▼

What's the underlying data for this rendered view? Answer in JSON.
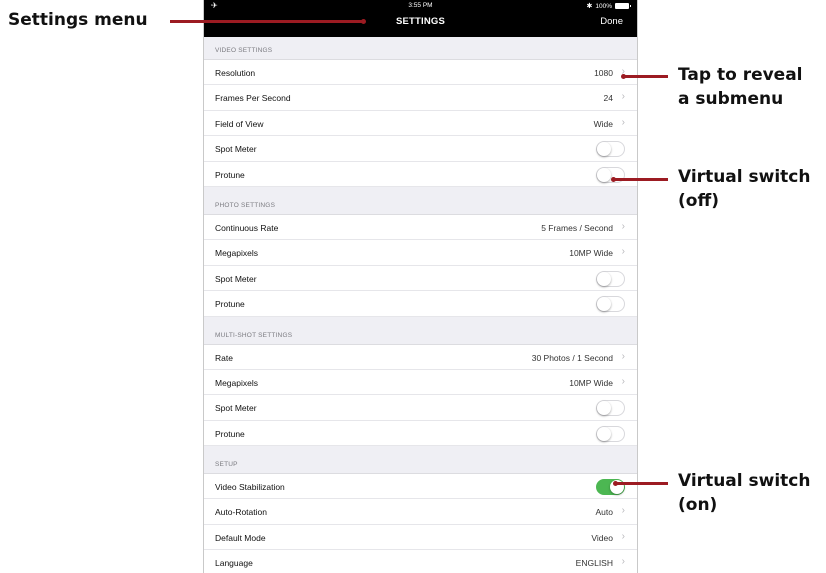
{
  "status_bar": {
    "airplane_icon": "airplane-icon",
    "time": "3:55 PM",
    "bluetooth": "✱",
    "battery": "100%"
  },
  "nav": {
    "title": "SETTINGS",
    "done_label": "Done"
  },
  "sections": [
    {
      "header": "VIDEO SETTINGS",
      "rows": [
        {
          "label": "Resolution",
          "value": "1080",
          "type": "value"
        },
        {
          "label": "Frames Per Second",
          "value": "24",
          "type": "value"
        },
        {
          "label": "Field of View",
          "value": "Wide",
          "type": "value"
        },
        {
          "label": "Spot Meter",
          "type": "toggle",
          "on": false
        },
        {
          "label": "Protune",
          "type": "toggle",
          "on": false
        }
      ]
    },
    {
      "header": "PHOTO SETTINGS",
      "rows": [
        {
          "label": "Continuous Rate",
          "value": "5 Frames / Second",
          "type": "value"
        },
        {
          "label": "Megapixels",
          "value": "10MP Wide",
          "type": "value"
        },
        {
          "label": "Spot Meter",
          "type": "toggle",
          "on": false
        },
        {
          "label": "Protune",
          "type": "toggle",
          "on": false
        }
      ]
    },
    {
      "header": "MULTI-SHOT SETTINGS",
      "rows": [
        {
          "label": "Rate",
          "value": "30 Photos / 1 Second",
          "type": "value"
        },
        {
          "label": "Megapixels",
          "value": "10MP Wide",
          "type": "value"
        },
        {
          "label": "Spot Meter",
          "type": "toggle",
          "on": false
        },
        {
          "label": "Protune",
          "type": "toggle",
          "on": false
        }
      ]
    },
    {
      "header": "SETUP",
      "rows": [
        {
          "label": "Video Stabilization",
          "type": "toggle",
          "on": true
        },
        {
          "label": "Auto-Rotation",
          "value": "Auto",
          "type": "value"
        },
        {
          "label": "Default Mode",
          "value": "Video",
          "type": "value"
        },
        {
          "label": "Language",
          "value": "ENGLISH",
          "type": "value"
        }
      ]
    }
  ],
  "callouts": {
    "settings_menu": "Settings menu",
    "submenu": [
      "Tap to reveal",
      "a submenu"
    ],
    "switch_off": [
      "Virtual switch",
      "(off)"
    ],
    "switch_on": [
      "Virtual switch",
      "(on)"
    ]
  },
  "colors": {
    "toggle_on": "#4cb752",
    "leader_line": "#9c1b22",
    "navbar": "#000000"
  }
}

▲

What needs to be done:
Repeat the material above verbatim. Leave the pictures behind.

Solution:
What's the underlying data for this rendered view? Answer in JSON.
{
  "status_bar": {
    "airplane_icon": "airplane-icon",
    "time": "3:55 PM",
    "bluetooth": "✱",
    "battery": "100%"
  },
  "nav": {
    "title": "SETTINGS",
    "done_label": "Done"
  },
  "sections": [
    {
      "header": "VIDEO SETTINGS",
      "rows": [
        {
          "label": "Resolution",
          "value": "1080",
          "type": "value"
        },
        {
          "label": "Frames Per Second",
          "value": "24",
          "type": "value"
        },
        {
          "label": "Field of View",
          "value": "Wide",
          "type": "value"
        },
        {
          "label": "Spot Meter",
          "type": "toggle",
          "on": false
        },
        {
          "label": "Protune",
          "type": "toggle",
          "on": false
        }
      ]
    },
    {
      "header": "PHOTO SETTINGS",
      "rows": [
        {
          "label": "Continuous Rate",
          "value": "5 Frames / Second",
          "type": "value"
        },
        {
          "label": "Megapixels",
          "value": "10MP Wide",
          "type": "value"
        },
        {
          "label": "Spot Meter",
          "type": "toggle",
          "on": false
        },
        {
          "label": "Protune",
          "type": "toggle",
          "on": false
        }
      ]
    },
    {
      "header": "MULTI-SHOT SETTINGS",
      "rows": [
        {
          "label": "Rate",
          "value": "30 Photos / 1 Second",
          "type": "value"
        },
        {
          "label": "Megapixels",
          "value": "10MP Wide",
          "type": "value"
        },
        {
          "label": "Spot Meter",
          "type": "toggle",
          "on": false
        },
        {
          "label": "Protune",
          "type": "toggle",
          "on": false
        }
      ]
    },
    {
      "header": "SETUP",
      "rows": [
        {
          "label": "Video Stabilization",
          "type": "toggle",
          "on": true
        },
        {
          "label": "Auto-Rotation",
          "value": "Auto",
          "type": "value"
        },
        {
          "label": "Default Mode",
          "value": "Video",
          "type": "value"
        },
        {
          "label": "Language",
          "value": "ENGLISH",
          "type": "value"
        }
      ]
    }
  ],
  "callouts": {
    "settings_menu": "Settings menu",
    "submenu": [
      "Tap to reveal",
      "a submenu"
    ],
    "switch_off": [
      "Virtual switch",
      "(off)"
    ],
    "switch_on": [
      "Virtual switch",
      "(on)"
    ]
  },
  "colors": {
    "toggle_on": "#4cb752",
    "leader_line": "#9c1b22",
    "navbar": "#000000"
  }
}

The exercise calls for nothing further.